Problem requirements: Extract the records in full, leaving every picture out.

(Data entries for graphics)
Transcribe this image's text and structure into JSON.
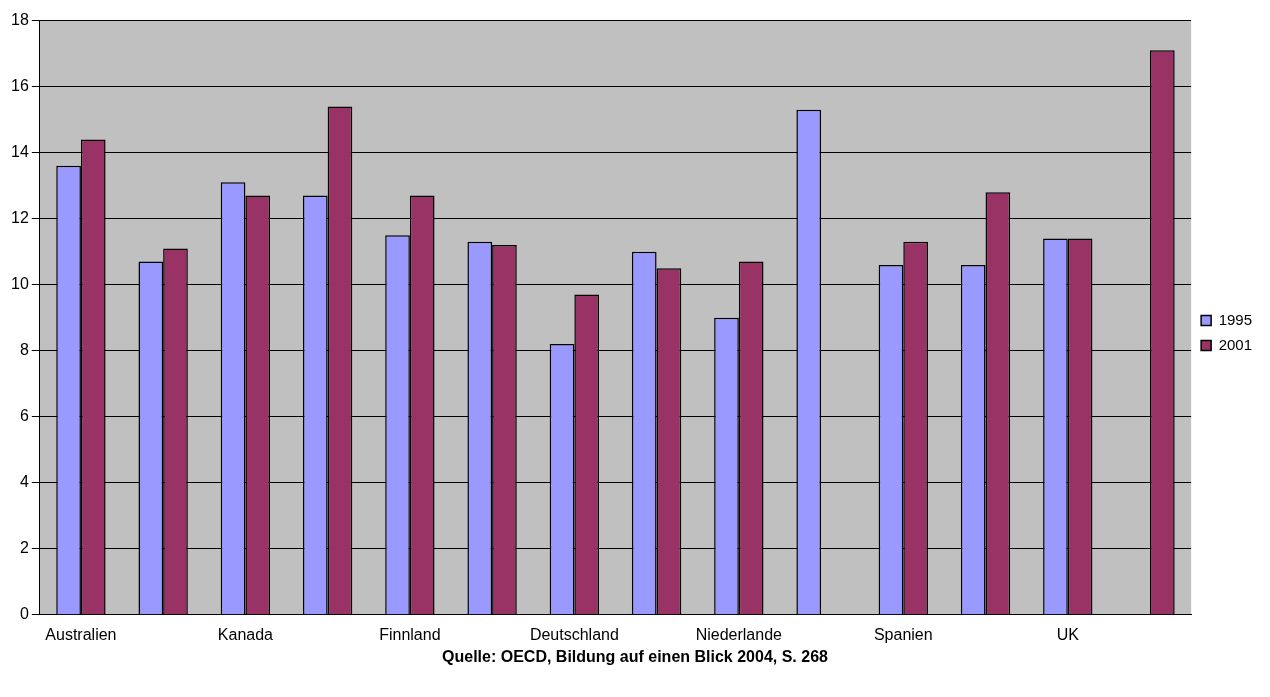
{
  "chart_data": {
    "type": "bar",
    "categories": [
      "Australien",
      null,
      "Kanada",
      null,
      "Finnland",
      null,
      "Deutschland",
      null,
      "Niederlande",
      null,
      "Spanien",
      null,
      "UK",
      null
    ],
    "series": [
      {
        "name": "1995",
        "color": "#9999ff",
        "values": [
          13.6,
          10.7,
          13.1,
          12.7,
          11.5,
          11.3,
          8.2,
          11.0,
          9.0,
          15.3,
          10.6,
          10.6,
          11.4,
          null
        ]
      },
      {
        "name": "2001",
        "color": "#993366",
        "values": [
          14.4,
          11.1,
          12.7,
          15.4,
          12.7,
          11.2,
          9.7,
          10.5,
          10.7,
          null,
          11.3,
          12.8,
          11.4,
          17.1
        ]
      }
    ],
    "ylim": [
      0,
      18
    ],
    "yticks": [
      0,
      2,
      4,
      6,
      8,
      10,
      12,
      14,
      16,
      18
    ],
    "grid": "y",
    "legend": "right",
    "annotations": [
      "Quelle: OECD, Bildung auf einen Blick 2004, S. 268"
    ]
  }
}
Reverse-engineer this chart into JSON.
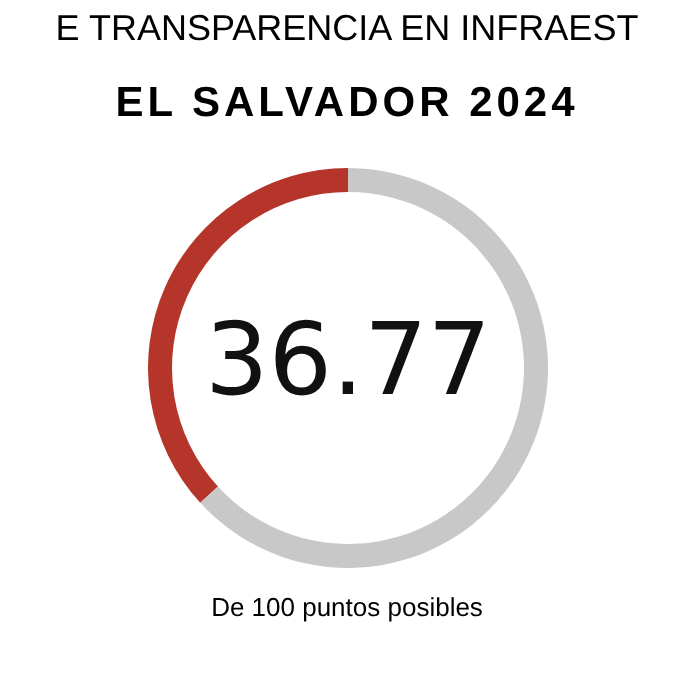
{
  "chart_data": {
    "type": "donut",
    "title": "E TRANSPARENCIA EN INFRAEST",
    "subtitle": "EL SALVADOR 2024",
    "categories": [
      null,
      null
    ],
    "values": [
      36.77,
      63.23
    ],
    "colors": [
      "#b5352b",
      "#c8c8c8"
    ],
    "annotations": [
      "36.77",
      "De 100 puntos posibles"
    ],
    "legend": false
  }
}
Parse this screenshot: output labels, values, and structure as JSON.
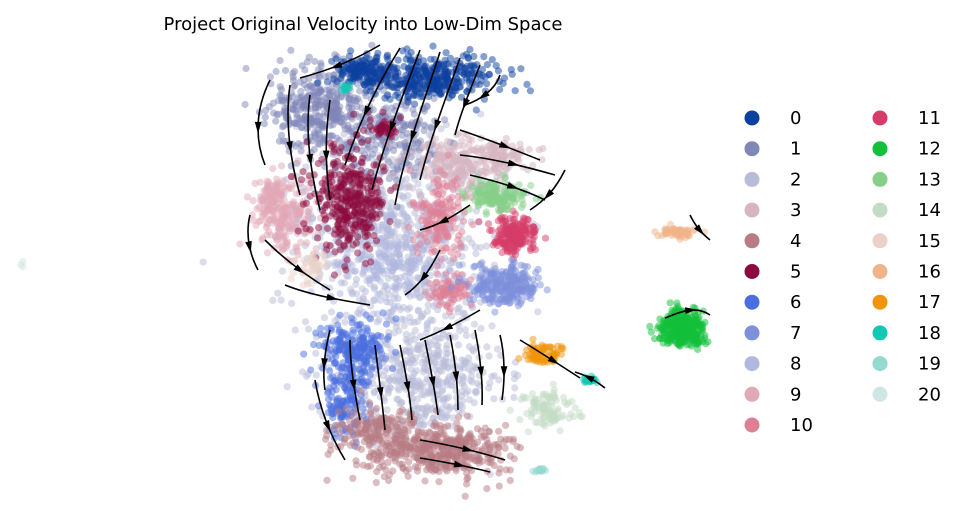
{
  "chart_data": {
    "type": "scatter",
    "title": "Project Original Velocity into Low-Dim Space",
    "xlabel": "",
    "ylabel": "",
    "axes_visible": false,
    "grid": false,
    "overlay": "velocity streamlines (black arrows)",
    "legend_placement": "right, two columns",
    "clusters": [
      {
        "label": "0",
        "color": "#0b3fa0"
      },
      {
        "label": "1",
        "color": "#7f86b8"
      },
      {
        "label": "2",
        "color": "#b8bcd8"
      },
      {
        "label": "3",
        "color": "#d6b5c1"
      },
      {
        "label": "4",
        "color": "#b87c84"
      },
      {
        "label": "5",
        "color": "#8c0a3e"
      },
      {
        "label": "6",
        "color": "#4a6ee0"
      },
      {
        "label": "7",
        "color": "#7d90dc"
      },
      {
        "label": "8",
        "color": "#b0b8e2"
      },
      {
        "label": "9",
        "color": "#e2a8b8"
      },
      {
        "label": "10",
        "color": "#df7f95"
      },
      {
        "label": "11",
        "color": "#d63c68"
      },
      {
        "label": "12",
        "color": "#12c03a"
      },
      {
        "label": "13",
        "color": "#86cf8a"
      },
      {
        "label": "14",
        "color": "#c4dcc5"
      },
      {
        "label": "15",
        "color": "#ead1c8"
      },
      {
        "label": "16",
        "color": "#efb48a"
      },
      {
        "label": "17",
        "color": "#f0940a"
      },
      {
        "label": "18",
        "color": "#12c8b4"
      },
      {
        "label": "19",
        "color": "#96d8d2"
      },
      {
        "label": "20",
        "color": "#cfe6e5"
      }
    ]
  }
}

Right answer:
Transcribe this image's text and structure into JSON.
{
  "chart_data": {
    "type": "bar",
    "categories": [
      "Australien",
      null,
      "Kanada",
      null,
      "Finnland",
      null,
      "Deutschland",
      null,
      "Niederlande",
      null,
      "Spanien",
      null,
      "UK",
      null
    ],
    "series": [
      {
        "name": "1995",
        "color": "#9999ff",
        "values": [
          13.6,
          10.7,
          13.1,
          12.7,
          11.5,
          11.3,
          8.2,
          11.0,
          9.0,
          15.3,
          10.6,
          10.6,
          11.4,
          null
        ]
      },
      {
        "name": "2001",
        "color": "#993366",
        "values": [
          14.4,
          11.1,
          12.7,
          15.4,
          12.7,
          11.2,
          9.7,
          10.5,
          10.7,
          null,
          11.3,
          12.8,
          11.4,
          17.1
        ]
      }
    ],
    "ylim": [
      0,
      18
    ],
    "yticks": [
      0,
      2,
      4,
      6,
      8,
      10,
      12,
      14,
      16,
      18
    ],
    "grid": "y",
    "legend": "right",
    "annotations": [
      "Quelle: OECD, Bildung auf einen Blick 2004, S. 268"
    ]
  }
}
Reverse-engineer this chart into JSON.
{
  "chart_data": {
    "type": "donut",
    "title": "E TRANSPARENCIA EN INFRAEST",
    "subtitle": "EL SALVADOR 2024",
    "categories": [
      null,
      null
    ],
    "values": [
      36.77,
      63.23
    ],
    "colors": [
      "#b5352b",
      "#c8c8c8"
    ],
    "annotations": [
      "36.77",
      "De 100 puntos posibles"
    ],
    "legend": false
  }
}
Parse this screenshot: output labels, values, and structure as JSON.
{
  "chart_data": {
    "type": "scatter",
    "title": "Project Original Velocity into Low-Dim Space",
    "xlabel": "",
    "ylabel": "",
    "axes_visible": false,
    "grid": false,
    "overlay": "velocity streamlines (black arrows)",
    "legend_placement": "right, two columns",
    "clusters": [
      {
        "label": "0",
        "color": "#0b3fa0"
      },
      {
        "label": "1",
        "color": "#7f86b8"
      },
      {
        "label": "2",
        "color": "#b8bcd8"
      },
      {
        "label": "3",
        "color": "#d6b5c1"
      },
      {
        "label": "4",
        "color": "#b87c84"
      },
      {
        "label": "5",
        "color": "#8c0a3e"
      },
      {
        "label": "6",
        "color": "#4a6ee0"
      },
      {
        "label": "7",
        "color": "#7d90dc"
      },
      {
        "label": "8",
        "color": "#b0b8e2"
      },
      {
        "label": "9",
        "color": "#e2a8b8"
      },
      {
        "label": "10",
        "color": "#df7f95"
      },
      {
        "label": "11",
        "color": "#d63c68"
      },
      {
        "label": "12",
        "color": "#12c03a"
      },
      {
        "label": "13",
        "color": "#86cf8a"
      },
      {
        "label": "14",
        "color": "#c4dcc5"
      },
      {
        "label": "15",
        "color": "#ead1c8"
      },
      {
        "label": "16",
        "color": "#efb48a"
      },
      {
        "label": "17",
        "color": "#f0940a"
      },
      {
        "label": "18",
        "color": "#12c8b4"
      },
      {
        "label": "19",
        "color": "#96d8d2"
      },
      {
        "label": "20",
        "color": "#cfe6e5"
      }
    ]
  }
}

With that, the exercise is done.